** GIVEN RECORDS **
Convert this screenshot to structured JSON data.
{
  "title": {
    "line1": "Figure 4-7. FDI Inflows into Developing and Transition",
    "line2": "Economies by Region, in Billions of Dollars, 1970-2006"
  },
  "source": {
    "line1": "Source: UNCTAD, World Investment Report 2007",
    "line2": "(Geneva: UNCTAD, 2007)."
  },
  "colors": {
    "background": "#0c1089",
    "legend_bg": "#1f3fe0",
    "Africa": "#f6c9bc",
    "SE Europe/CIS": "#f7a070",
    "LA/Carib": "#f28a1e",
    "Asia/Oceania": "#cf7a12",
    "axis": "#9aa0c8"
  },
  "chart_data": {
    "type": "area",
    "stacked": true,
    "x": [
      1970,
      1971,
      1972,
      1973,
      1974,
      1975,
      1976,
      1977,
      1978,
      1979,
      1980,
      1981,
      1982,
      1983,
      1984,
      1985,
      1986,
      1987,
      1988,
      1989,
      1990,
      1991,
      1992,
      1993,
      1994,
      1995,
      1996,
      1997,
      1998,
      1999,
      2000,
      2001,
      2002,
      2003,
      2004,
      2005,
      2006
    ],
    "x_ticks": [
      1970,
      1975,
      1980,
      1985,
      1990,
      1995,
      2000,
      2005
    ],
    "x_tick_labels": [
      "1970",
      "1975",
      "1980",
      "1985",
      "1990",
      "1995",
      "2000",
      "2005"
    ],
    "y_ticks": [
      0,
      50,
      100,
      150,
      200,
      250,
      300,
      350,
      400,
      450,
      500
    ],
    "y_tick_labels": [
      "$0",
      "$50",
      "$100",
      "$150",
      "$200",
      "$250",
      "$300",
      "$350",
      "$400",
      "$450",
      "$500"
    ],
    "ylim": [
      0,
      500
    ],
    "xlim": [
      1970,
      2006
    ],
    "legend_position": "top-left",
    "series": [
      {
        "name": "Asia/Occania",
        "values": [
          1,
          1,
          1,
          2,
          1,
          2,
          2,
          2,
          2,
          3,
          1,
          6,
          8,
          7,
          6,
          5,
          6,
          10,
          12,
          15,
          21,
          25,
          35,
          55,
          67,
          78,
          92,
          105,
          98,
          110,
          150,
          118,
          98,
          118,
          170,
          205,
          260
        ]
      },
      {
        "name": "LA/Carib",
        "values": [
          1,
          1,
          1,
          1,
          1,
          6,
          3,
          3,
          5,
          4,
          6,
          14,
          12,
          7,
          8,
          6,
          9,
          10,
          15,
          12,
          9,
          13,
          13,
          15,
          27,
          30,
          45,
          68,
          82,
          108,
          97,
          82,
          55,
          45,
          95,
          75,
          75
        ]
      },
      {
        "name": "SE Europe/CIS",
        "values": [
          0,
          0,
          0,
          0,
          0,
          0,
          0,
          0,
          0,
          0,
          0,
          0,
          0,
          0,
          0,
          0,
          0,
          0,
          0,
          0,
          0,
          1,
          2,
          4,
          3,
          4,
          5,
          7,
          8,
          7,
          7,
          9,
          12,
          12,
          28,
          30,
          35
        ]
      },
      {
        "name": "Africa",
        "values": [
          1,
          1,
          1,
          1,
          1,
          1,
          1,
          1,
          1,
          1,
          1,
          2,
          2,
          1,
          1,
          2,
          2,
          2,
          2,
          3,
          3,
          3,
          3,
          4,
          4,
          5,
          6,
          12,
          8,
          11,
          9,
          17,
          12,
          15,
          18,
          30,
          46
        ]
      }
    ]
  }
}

** SET PROBLEM **
Could you reproduce every record above exactly as it appears?

** TASK RESULT **
Convert this screenshot to structured JSON data.
{
  "title": {
    "line1": "Figure 4-7. FDI Inflows into Developing and Transition",
    "line2": "Economies by Region, in Billions of Dollars, 1970-2006"
  },
  "source": {
    "line1": "Source: UNCTAD, World Investment Report 2007",
    "line2": "(Geneva: UNCTAD, 2007)."
  },
  "colors": {
    "background": "#0c1089",
    "legend_bg": "#1f3fe0",
    "Africa": "#f6c9bc",
    "SE Europe/CIS": "#f7a070",
    "LA/Carib": "#f28a1e",
    "Asia/Oceania": "#cf7a12",
    "axis": "#9aa0c8"
  },
  "chart_data": {
    "type": "area",
    "stacked": true,
    "x": [
      1970,
      1971,
      1972,
      1973,
      1974,
      1975,
      1976,
      1977,
      1978,
      1979,
      1980,
      1981,
      1982,
      1983,
      1984,
      1985,
      1986,
      1987,
      1988,
      1989,
      1990,
      1991,
      1992,
      1993,
      1994,
      1995,
      1996,
      1997,
      1998,
      1999,
      2000,
      2001,
      2002,
      2003,
      2004,
      2005,
      2006
    ],
    "x_ticks": [
      1970,
      1975,
      1980,
      1985,
      1990,
      1995,
      2000,
      2005
    ],
    "x_tick_labels": [
      "1970",
      "1975",
      "1980",
      "1985",
      "1990",
      "1995",
      "2000",
      "2005"
    ],
    "y_ticks": [
      0,
      50,
      100,
      150,
      200,
      250,
      300,
      350,
      400,
      450,
      500
    ],
    "y_tick_labels": [
      "$0",
      "$50",
      "$100",
      "$150",
      "$200",
      "$250",
      "$300",
      "$350",
      "$400",
      "$450",
      "$500"
    ],
    "ylim": [
      0,
      500
    ],
    "xlim": [
      1970,
      2006
    ],
    "legend_position": "top-left",
    "series": [
      {
        "name": "Asia/Occania",
        "values": [
          1,
          1,
          1,
          2,
          1,
          2,
          2,
          2,
          2,
          3,
          1,
          6,
          8,
          7,
          6,
          5,
          6,
          10,
          12,
          15,
          21,
          25,
          35,
          55,
          67,
          78,
          92,
          105,
          98,
          110,
          150,
          118,
          98,
          118,
          170,
          205,
          260
        ]
      },
      {
        "name": "LA/Carib",
        "values": [
          1,
          1,
          1,
          1,
          1,
          6,
          3,
          3,
          5,
          4,
          6,
          14,
          12,
          7,
          8,
          6,
          9,
          10,
          15,
          12,
          9,
          13,
          13,
          15,
          27,
          30,
          45,
          68,
          82,
          108,
          97,
          82,
          55,
          45,
          95,
          75,
          75
        ]
      },
      {
        "name": "SE Europe/CIS",
        "values": [
          0,
          0,
          0,
          0,
          0,
          0,
          0,
          0,
          0,
          0,
          0,
          0,
          0,
          0,
          0,
          0,
          0,
          0,
          0,
          0,
          0,
          1,
          2,
          4,
          3,
          4,
          5,
          7,
          8,
          7,
          7,
          9,
          12,
          12,
          28,
          30,
          35
        ]
      },
      {
        "name": "Africa",
        "values": [
          1,
          1,
          1,
          1,
          1,
          1,
          1,
          1,
          1,
          1,
          1,
          2,
          2,
          1,
          1,
          2,
          2,
          2,
          2,
          3,
          3,
          3,
          3,
          4,
          4,
          5,
          6,
          12,
          8,
          11,
          9,
          17,
          12,
          15,
          18,
          30,
          46
        ]
      }
    ]
  }
}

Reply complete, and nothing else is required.